▶ Short exercise
Across the data below, how many lines hold "title"? Answer with that number and nothing else.
--- BEGIN Exercise materials ---
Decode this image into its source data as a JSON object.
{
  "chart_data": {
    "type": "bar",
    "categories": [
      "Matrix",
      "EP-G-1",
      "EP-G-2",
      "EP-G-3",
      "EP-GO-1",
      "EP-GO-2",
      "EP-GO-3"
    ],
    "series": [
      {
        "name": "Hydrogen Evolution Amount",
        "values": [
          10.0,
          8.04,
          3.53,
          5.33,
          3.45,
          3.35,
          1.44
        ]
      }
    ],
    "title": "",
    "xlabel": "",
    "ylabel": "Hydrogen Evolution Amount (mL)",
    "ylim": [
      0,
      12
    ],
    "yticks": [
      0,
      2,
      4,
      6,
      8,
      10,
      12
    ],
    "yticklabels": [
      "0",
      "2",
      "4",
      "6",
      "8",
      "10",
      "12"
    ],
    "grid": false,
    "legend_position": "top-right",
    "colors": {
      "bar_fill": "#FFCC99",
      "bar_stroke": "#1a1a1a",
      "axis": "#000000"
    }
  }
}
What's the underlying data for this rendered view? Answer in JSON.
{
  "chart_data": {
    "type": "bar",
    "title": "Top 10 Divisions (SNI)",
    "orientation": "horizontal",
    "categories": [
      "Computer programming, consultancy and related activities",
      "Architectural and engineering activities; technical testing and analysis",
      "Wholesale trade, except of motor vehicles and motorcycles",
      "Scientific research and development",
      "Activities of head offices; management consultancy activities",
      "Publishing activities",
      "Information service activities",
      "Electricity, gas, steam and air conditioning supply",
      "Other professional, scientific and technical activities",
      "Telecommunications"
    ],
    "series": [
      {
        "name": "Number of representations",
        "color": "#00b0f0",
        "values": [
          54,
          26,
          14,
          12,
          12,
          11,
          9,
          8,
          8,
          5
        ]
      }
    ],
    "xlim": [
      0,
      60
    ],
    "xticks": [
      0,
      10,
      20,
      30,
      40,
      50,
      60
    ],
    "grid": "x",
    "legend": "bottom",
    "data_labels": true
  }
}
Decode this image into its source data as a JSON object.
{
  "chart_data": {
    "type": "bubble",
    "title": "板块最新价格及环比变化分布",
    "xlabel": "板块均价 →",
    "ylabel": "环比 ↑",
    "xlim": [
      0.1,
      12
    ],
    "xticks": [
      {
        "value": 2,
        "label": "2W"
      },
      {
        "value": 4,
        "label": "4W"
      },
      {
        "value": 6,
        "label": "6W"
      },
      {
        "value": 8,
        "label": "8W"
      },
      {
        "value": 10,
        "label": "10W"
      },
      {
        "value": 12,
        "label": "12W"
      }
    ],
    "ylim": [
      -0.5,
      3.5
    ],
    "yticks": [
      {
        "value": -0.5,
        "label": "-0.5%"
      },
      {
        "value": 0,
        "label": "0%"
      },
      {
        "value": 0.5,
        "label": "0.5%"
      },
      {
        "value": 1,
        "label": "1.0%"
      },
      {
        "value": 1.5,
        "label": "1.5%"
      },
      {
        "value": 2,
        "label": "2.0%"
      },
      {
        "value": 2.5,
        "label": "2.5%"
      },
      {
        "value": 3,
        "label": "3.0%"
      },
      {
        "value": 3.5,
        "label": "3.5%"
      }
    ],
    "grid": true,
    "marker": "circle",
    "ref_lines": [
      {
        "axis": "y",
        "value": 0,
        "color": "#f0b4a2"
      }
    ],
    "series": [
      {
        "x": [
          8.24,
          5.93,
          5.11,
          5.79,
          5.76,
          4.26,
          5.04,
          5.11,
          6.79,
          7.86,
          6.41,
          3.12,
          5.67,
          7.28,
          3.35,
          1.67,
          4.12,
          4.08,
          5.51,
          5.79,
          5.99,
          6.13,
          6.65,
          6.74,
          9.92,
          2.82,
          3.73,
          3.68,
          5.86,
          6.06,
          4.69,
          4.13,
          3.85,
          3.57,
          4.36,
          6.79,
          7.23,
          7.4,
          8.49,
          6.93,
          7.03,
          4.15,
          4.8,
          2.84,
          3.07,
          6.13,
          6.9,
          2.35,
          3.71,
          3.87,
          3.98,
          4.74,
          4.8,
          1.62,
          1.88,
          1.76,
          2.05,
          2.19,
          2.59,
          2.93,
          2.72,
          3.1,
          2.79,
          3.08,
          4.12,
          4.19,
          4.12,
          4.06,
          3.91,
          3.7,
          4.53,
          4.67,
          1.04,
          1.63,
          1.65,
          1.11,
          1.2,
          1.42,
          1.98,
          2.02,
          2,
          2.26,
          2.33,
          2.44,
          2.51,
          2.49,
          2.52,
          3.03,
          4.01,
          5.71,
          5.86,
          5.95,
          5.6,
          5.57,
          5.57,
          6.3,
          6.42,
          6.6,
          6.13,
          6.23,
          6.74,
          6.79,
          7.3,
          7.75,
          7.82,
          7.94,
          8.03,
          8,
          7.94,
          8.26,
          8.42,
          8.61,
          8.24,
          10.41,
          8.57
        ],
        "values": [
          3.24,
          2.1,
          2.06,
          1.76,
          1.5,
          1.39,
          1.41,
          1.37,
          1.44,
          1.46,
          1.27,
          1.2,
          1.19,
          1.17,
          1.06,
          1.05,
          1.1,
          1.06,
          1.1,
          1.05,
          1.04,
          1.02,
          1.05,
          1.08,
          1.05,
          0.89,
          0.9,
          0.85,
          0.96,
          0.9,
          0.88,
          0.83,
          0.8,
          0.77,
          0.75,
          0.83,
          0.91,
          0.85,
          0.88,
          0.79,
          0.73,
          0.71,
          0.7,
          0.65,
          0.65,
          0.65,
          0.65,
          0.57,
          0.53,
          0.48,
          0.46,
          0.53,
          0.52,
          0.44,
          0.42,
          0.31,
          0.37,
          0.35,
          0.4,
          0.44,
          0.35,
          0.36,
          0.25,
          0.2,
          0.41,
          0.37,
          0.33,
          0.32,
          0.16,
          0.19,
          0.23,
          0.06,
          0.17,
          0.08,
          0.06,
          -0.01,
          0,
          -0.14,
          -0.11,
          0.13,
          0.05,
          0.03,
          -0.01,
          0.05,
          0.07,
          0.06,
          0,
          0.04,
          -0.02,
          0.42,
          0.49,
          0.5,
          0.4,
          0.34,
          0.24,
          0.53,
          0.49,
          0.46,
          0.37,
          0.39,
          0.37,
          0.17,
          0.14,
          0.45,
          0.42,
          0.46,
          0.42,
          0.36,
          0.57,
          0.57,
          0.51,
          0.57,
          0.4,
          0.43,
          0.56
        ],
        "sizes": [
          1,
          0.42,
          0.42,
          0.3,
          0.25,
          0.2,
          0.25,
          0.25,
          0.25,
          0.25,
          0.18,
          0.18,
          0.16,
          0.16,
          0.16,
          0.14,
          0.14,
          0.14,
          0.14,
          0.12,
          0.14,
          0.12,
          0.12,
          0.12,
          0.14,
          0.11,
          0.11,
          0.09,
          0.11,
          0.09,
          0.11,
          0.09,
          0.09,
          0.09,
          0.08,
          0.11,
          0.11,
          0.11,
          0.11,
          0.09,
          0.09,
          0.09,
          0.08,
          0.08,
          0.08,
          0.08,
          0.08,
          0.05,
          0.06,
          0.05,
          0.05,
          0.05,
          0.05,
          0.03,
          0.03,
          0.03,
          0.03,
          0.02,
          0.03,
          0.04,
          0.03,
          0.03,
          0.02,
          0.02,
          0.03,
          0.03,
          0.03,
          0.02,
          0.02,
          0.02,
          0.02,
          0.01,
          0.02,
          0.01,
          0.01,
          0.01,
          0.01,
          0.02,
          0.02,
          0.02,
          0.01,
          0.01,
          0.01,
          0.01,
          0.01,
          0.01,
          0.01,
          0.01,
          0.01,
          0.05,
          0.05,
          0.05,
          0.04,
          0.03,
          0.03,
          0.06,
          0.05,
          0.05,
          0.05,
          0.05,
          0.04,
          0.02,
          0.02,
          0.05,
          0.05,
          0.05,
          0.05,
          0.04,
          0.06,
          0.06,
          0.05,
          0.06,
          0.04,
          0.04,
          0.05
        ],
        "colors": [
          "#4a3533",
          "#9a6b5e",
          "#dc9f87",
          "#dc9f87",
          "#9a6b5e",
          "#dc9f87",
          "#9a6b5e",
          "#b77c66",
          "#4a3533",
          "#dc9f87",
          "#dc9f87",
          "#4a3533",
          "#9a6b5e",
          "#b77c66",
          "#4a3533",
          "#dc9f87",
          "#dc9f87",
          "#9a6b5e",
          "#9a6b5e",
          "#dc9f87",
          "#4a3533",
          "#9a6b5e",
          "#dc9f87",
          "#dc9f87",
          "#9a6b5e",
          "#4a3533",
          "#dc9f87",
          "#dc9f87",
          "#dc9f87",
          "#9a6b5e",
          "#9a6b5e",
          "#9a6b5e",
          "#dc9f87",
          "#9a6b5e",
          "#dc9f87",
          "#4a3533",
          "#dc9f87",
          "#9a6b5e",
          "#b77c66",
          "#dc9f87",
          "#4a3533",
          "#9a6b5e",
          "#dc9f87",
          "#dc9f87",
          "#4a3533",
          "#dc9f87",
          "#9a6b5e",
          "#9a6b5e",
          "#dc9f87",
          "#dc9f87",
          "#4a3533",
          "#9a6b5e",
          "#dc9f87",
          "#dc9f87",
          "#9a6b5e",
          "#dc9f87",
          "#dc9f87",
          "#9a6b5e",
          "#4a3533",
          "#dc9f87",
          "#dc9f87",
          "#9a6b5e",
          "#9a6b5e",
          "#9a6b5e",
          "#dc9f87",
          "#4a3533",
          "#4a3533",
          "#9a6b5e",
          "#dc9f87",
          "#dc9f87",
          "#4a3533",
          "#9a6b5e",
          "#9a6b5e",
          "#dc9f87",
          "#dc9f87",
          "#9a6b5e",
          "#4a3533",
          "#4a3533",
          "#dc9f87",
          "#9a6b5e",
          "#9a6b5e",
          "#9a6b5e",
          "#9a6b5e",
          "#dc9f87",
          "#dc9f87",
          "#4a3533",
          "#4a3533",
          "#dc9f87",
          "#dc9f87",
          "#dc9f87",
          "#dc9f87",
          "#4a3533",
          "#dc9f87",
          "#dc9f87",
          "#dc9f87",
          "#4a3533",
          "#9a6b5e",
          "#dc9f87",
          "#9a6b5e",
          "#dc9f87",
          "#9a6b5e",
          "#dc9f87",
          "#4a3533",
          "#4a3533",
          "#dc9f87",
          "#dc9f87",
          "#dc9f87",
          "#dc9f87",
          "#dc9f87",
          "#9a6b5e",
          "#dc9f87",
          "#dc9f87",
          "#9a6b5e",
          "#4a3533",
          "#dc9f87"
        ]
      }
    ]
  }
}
--- END Exercise materials ---
▶ The response
3